▶ _Task to complete_:
Any pictures in the records below should be skipped; write out everything else exactly.
** START OF Dataset content **
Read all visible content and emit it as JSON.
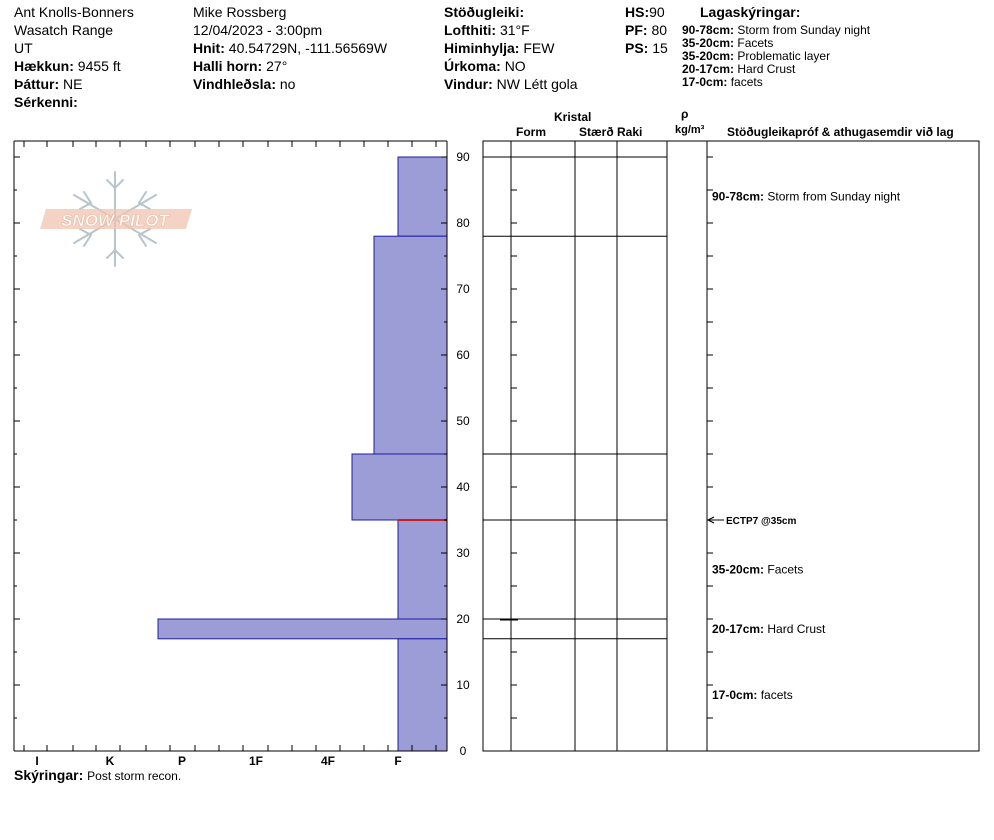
{
  "header": {
    "location": "Ant Knolls-Bonners",
    "range": "Wasatch Range",
    "state": "UT",
    "elevation_label": "Hækkun:",
    "elevation_value": "9455 ft",
    "aspect_label": "Þáttur:",
    "aspect_value": "NE",
    "features_label": "Sérkenni:",
    "observer": "Mike Rossberg",
    "datetime": "12/04/2023 - 3:00pm",
    "coords_label": "Hnit:",
    "coords_value": "40.54729N, -111.56569W",
    "slope_label": "Halli horn:",
    "slope_value": "27°",
    "windload_label": "Vindhleðsla:",
    "windload_value": "no",
    "stability_label": "Stöðugleiki:",
    "airtemp_label": "Lofthiti:",
    "airtemp_value": "31°F",
    "sky_label": "Himinhylja:",
    "sky_value": "FEW",
    "precip_label": "Úrkoma:",
    "precip_value": "NO",
    "wind_label": "Vindur:",
    "wind_value": "NW Létt gola",
    "hs_label": "HS:",
    "hs_value": "90",
    "pf_label": "PF:",
    "pf_value": "80",
    "ps_label": "PS:",
    "ps_value": "15",
    "legend_title": "Lagaskýringar:",
    "legend": [
      {
        "range": "90-78cm:",
        "text": "Storm from Sunday night"
      },
      {
        "range": "35-20cm:",
        "text": "Facets"
      },
      {
        "range": "35-20cm:",
        "text": "Problematic layer"
      },
      {
        "range": "20-17cm:",
        "text": "Hard Crust"
      },
      {
        "range": "17-0cm:",
        "text": "facets"
      }
    ]
  },
  "logo_text": "SNOW PILOT",
  "columns": {
    "crystal": "Kristal",
    "form": "Form",
    "size": "Stærð",
    "moisture": "Raki",
    "rho": "ρ",
    "density_unit": "kg/m³",
    "comments": "Stöðugleikapróf & athugasemdir við lag"
  },
  "chart_data": {
    "type": "bar",
    "orientation": "horizontal",
    "x_categories": [
      "I",
      "K",
      "P",
      "1F",
      "4F",
      "F"
    ],
    "y_ticks": [
      0,
      10,
      20,
      30,
      40,
      50,
      60,
      70,
      80,
      90
    ],
    "ylim": [
      0,
      90
    ],
    "layers": [
      {
        "top": 90,
        "bottom": 78,
        "hardness": "F"
      },
      {
        "top": 78,
        "bottom": 45,
        "hardness": "F+"
      },
      {
        "top": 45,
        "bottom": 35,
        "hardness": "4F-"
      },
      {
        "top": 35,
        "bottom": 20,
        "hardness": "F"
      },
      {
        "top": 20,
        "bottom": 17,
        "hardness": "P+"
      },
      {
        "top": 17,
        "bottom": 0,
        "hardness": "F"
      }
    ],
    "layer_boundaries": [
      90,
      78,
      45,
      35,
      20,
      17
    ],
    "problem_layer_depth": 35,
    "comments": [
      {
        "depth": 84,
        "range": "90-78cm:",
        "text": "Storm from Sunday night"
      },
      {
        "depth": 27.5,
        "range": "35-20cm:",
        "text": "Facets"
      },
      {
        "depth": 18.5,
        "range": "20-17cm:",
        "text": "Hard Crust"
      },
      {
        "depth": 8.5,
        "range": "17-0cm:",
        "text": "facets"
      }
    ],
    "test": {
      "depth": 35,
      "label": "ECTP7 @35cm"
    }
  },
  "notes_label": "Skýringar:",
  "notes_value": "Post storm recon."
}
** END OF Dataset content **
▶ _Solution for this problem_:
Read all visible content and emit it as JSON.
{
  "header": {
    "location": "Ant Knolls-Bonners",
    "range": "Wasatch Range",
    "state": "UT",
    "elevation_label": "Hækkun:",
    "elevation_value": "9455 ft",
    "aspect_label": "Þáttur:",
    "aspect_value": "NE",
    "features_label": "Sérkenni:",
    "observer": "Mike Rossberg",
    "datetime": "12/04/2023 - 3:00pm",
    "coords_label": "Hnit:",
    "coords_value": "40.54729N, -111.56569W",
    "slope_label": "Halli horn:",
    "slope_value": "27°",
    "windload_label": "Vindhleðsla:",
    "windload_value": "no",
    "stability_label": "Stöðugleiki:",
    "airtemp_label": "Lofthiti:",
    "airtemp_value": "31°F",
    "sky_label": "Himinhylja:",
    "sky_value": "FEW",
    "precip_label": "Úrkoma:",
    "precip_value": "NO",
    "wind_label": "Vindur:",
    "wind_value": "NW Létt gola",
    "hs_label": "HS:",
    "hs_value": "90",
    "pf_label": "PF:",
    "pf_value": "80",
    "ps_label": "PS:",
    "ps_value": "15",
    "legend_title": "Lagaskýringar:",
    "legend": [
      {
        "range": "90-78cm:",
        "text": "Storm from Sunday night"
      },
      {
        "range": "35-20cm:",
        "text": "Facets"
      },
      {
        "range": "35-20cm:",
        "text": "Problematic layer"
      },
      {
        "range": "20-17cm:",
        "text": "Hard Crust"
      },
      {
        "range": "17-0cm:",
        "text": "facets"
      }
    ]
  },
  "logo_text": "SNOW PILOT",
  "columns": {
    "crystal": "Kristal",
    "form": "Form",
    "size": "Stærð",
    "moisture": "Raki",
    "rho": "ρ",
    "density_unit": "kg/m³",
    "comments": "Stöðugleikapróf & athugasemdir við lag"
  },
  "chart_data": {
    "type": "bar",
    "orientation": "horizontal",
    "x_categories": [
      "I",
      "K",
      "P",
      "1F",
      "4F",
      "F"
    ],
    "y_ticks": [
      0,
      10,
      20,
      30,
      40,
      50,
      60,
      70,
      80,
      90
    ],
    "ylim": [
      0,
      90
    ],
    "layers": [
      {
        "top": 90,
        "bottom": 78,
        "hardness": "F"
      },
      {
        "top": 78,
        "bottom": 45,
        "hardness": "F+"
      },
      {
        "top": 45,
        "bottom": 35,
        "hardness": "4F-"
      },
      {
        "top": 35,
        "bottom": 20,
        "hardness": "F"
      },
      {
        "top": 20,
        "bottom": 17,
        "hardness": "P+"
      },
      {
        "top": 17,
        "bottom": 0,
        "hardness": "F"
      }
    ],
    "layer_boundaries": [
      90,
      78,
      45,
      35,
      20,
      17
    ],
    "problem_layer_depth": 35,
    "comments": [
      {
        "depth": 84,
        "range": "90-78cm:",
        "text": "Storm from Sunday night"
      },
      {
        "depth": 27.5,
        "range": "35-20cm:",
        "text": "Facets"
      },
      {
        "depth": 18.5,
        "range": "20-17cm:",
        "text": "Hard Crust"
      },
      {
        "depth": 8.5,
        "range": "17-0cm:",
        "text": "facets"
      }
    ],
    "test": {
      "depth": 35,
      "label": "ECTP7 @35cm"
    }
  },
  "notes_label": "Skýringar:",
  "notes_value": "Post storm recon."
}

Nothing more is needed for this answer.